(Records from a collection of figures)
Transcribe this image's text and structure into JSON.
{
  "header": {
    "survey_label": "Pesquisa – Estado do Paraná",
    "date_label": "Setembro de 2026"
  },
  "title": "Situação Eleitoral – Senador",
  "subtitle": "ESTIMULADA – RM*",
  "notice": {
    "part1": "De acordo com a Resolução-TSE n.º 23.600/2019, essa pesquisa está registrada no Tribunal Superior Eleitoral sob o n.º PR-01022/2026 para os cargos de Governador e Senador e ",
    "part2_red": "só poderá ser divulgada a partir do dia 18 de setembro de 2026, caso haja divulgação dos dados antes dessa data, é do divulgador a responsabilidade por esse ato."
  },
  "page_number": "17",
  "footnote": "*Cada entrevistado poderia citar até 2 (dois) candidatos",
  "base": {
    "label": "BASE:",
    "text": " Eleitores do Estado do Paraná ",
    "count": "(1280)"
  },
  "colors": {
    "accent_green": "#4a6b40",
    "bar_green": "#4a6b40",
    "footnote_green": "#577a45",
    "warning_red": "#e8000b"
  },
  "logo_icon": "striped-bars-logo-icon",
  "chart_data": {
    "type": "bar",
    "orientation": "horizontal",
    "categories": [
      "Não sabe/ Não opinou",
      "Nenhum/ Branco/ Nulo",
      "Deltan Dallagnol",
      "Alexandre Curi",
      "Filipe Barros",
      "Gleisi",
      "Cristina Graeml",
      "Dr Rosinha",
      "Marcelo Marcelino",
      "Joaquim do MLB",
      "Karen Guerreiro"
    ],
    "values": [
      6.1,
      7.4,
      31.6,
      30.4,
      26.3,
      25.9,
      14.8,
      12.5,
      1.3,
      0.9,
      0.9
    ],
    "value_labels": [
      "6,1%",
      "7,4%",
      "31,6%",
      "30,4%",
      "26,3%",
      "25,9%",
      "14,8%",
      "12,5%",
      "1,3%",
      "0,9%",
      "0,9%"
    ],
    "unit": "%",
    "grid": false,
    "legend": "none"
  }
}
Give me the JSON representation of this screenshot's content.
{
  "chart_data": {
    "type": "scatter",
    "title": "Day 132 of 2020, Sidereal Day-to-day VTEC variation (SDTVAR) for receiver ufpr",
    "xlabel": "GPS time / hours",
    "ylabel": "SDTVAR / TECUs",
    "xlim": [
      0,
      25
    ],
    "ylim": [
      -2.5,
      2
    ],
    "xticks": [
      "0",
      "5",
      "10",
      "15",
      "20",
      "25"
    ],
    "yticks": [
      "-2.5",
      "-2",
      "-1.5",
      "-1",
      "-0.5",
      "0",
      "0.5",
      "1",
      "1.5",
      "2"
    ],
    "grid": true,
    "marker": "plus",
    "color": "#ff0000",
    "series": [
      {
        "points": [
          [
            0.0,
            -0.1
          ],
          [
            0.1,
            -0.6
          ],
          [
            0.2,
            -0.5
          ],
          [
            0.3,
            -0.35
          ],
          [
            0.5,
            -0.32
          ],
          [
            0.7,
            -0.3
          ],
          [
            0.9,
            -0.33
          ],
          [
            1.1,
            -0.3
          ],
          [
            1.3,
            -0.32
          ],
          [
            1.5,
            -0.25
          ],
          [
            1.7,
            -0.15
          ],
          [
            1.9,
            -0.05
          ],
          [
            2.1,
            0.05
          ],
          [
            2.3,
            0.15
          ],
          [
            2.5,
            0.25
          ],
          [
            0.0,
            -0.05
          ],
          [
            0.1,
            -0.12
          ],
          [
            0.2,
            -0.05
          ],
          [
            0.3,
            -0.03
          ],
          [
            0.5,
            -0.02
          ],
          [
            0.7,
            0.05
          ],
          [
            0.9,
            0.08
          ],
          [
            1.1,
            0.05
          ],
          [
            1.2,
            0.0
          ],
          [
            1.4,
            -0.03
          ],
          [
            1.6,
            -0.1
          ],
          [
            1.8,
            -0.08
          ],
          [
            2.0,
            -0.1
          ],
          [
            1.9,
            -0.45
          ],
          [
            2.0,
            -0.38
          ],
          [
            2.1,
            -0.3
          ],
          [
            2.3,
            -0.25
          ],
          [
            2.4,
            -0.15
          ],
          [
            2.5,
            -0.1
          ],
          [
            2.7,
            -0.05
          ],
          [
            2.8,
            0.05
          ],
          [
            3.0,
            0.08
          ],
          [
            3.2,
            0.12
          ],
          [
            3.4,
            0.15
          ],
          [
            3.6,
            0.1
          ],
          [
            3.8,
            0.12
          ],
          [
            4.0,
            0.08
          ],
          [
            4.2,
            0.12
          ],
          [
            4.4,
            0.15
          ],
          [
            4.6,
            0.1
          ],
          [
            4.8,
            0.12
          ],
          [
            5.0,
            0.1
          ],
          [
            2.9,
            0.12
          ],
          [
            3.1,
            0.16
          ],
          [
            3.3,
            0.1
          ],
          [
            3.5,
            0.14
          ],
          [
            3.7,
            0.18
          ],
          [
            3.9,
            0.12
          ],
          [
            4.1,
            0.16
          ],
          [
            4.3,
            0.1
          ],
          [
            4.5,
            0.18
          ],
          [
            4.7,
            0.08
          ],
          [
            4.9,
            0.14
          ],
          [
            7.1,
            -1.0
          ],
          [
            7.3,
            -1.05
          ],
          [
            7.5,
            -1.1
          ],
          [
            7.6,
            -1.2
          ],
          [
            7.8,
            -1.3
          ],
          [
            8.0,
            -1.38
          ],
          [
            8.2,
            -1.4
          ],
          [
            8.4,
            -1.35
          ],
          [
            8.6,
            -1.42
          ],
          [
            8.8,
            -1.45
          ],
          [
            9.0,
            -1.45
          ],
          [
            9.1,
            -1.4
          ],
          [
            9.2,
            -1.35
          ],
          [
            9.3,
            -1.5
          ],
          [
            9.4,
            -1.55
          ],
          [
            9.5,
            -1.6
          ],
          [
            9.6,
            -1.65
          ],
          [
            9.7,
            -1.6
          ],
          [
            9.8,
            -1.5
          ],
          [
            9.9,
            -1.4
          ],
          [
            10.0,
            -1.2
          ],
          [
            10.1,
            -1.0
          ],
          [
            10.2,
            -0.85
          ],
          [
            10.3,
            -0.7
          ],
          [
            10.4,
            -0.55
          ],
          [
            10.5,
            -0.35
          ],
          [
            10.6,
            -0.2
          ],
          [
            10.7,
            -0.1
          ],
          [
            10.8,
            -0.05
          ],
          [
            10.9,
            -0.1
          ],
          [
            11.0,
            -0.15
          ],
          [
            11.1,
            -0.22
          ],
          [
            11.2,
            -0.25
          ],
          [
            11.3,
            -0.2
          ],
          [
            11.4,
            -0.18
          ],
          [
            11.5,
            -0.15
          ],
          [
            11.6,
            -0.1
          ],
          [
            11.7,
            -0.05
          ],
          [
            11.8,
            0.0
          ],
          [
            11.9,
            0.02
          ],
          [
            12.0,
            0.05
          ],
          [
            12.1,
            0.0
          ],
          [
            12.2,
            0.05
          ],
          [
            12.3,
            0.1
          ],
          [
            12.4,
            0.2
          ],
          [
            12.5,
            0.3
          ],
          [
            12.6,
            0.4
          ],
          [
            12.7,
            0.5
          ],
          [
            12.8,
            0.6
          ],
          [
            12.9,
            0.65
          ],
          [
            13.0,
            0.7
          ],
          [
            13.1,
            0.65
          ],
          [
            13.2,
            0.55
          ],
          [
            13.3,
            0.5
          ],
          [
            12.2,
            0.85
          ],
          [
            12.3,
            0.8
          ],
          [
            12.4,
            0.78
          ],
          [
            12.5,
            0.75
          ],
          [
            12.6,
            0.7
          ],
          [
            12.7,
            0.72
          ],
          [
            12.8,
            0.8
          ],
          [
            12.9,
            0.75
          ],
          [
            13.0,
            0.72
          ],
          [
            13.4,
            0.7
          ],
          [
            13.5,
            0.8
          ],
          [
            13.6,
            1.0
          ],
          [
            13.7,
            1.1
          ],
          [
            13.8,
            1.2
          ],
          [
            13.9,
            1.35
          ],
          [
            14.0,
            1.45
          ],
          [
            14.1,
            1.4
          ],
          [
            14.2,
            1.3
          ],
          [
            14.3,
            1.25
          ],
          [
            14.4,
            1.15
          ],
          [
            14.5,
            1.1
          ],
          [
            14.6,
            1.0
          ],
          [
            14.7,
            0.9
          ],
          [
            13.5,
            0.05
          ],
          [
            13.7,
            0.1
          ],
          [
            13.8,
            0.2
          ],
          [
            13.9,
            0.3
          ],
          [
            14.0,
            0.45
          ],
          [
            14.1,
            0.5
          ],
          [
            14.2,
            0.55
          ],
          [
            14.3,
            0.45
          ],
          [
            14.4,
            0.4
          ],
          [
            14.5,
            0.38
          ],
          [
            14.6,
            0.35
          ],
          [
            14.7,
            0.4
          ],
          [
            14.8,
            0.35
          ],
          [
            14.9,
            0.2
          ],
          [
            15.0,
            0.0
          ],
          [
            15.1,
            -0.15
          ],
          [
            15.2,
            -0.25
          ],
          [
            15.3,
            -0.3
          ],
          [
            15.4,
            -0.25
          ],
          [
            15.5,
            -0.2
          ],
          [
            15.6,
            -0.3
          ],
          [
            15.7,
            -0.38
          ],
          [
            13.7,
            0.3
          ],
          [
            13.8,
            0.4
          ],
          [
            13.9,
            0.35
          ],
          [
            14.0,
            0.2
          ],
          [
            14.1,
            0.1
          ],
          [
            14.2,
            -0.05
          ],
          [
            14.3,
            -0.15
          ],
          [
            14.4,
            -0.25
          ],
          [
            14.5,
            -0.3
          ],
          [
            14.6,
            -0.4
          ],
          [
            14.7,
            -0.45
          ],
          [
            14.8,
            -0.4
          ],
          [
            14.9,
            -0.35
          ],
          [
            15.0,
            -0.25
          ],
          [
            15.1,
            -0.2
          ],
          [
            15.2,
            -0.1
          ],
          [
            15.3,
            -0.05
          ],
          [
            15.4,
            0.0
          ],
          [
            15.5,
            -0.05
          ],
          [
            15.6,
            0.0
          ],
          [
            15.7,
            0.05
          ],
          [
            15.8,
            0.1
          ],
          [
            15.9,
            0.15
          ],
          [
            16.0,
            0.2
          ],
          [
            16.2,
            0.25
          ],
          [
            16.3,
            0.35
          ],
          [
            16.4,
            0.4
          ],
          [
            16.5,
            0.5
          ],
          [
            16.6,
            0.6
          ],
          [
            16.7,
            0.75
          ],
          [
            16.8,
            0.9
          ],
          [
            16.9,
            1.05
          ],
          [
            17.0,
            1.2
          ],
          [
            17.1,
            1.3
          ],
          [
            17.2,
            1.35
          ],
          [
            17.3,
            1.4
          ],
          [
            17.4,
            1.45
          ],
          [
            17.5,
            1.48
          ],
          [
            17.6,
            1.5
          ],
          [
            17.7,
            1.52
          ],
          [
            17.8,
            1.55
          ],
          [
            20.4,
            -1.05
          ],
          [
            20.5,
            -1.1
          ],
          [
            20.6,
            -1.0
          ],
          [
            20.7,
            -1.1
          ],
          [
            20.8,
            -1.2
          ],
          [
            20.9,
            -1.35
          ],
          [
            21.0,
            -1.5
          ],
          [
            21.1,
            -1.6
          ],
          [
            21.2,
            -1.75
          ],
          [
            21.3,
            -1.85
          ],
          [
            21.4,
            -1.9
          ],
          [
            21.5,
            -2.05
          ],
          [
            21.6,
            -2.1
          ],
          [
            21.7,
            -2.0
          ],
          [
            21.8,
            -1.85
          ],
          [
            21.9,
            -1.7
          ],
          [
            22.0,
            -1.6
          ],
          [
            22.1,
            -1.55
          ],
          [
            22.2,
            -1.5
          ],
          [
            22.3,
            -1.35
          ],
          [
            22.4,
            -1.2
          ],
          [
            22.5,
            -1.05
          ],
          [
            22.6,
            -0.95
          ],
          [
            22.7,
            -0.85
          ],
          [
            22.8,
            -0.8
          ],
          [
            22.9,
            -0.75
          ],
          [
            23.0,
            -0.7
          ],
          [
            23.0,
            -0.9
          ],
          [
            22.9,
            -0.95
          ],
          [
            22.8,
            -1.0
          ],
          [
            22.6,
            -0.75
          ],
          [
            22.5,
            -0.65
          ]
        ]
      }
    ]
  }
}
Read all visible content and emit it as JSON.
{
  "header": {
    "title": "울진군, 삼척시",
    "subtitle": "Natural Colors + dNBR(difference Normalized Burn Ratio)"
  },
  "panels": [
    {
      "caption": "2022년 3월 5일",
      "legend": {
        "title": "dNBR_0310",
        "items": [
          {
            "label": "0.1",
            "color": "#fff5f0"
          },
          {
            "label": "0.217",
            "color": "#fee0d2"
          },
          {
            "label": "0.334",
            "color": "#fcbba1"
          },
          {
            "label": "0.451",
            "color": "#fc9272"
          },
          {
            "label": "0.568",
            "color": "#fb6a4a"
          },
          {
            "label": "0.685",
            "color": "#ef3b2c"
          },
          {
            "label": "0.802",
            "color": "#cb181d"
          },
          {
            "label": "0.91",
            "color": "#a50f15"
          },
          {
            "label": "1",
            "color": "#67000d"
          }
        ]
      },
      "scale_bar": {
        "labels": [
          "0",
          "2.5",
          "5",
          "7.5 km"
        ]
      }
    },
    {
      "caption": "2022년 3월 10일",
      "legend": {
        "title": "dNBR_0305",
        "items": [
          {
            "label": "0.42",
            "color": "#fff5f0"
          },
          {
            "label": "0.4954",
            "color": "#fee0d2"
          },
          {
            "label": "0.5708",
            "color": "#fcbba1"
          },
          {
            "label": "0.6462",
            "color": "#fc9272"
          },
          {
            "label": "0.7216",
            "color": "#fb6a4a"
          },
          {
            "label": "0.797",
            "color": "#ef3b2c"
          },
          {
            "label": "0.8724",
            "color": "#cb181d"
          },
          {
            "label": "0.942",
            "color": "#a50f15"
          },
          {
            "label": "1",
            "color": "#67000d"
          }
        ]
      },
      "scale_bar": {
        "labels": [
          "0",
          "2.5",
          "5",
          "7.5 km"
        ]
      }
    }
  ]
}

## Written task:
Locate each line with the word "content" and copy it.

## Solution to this problem:
Give me the JSON representation of this screenshot's content.
Read all visible content and emit it as JSON.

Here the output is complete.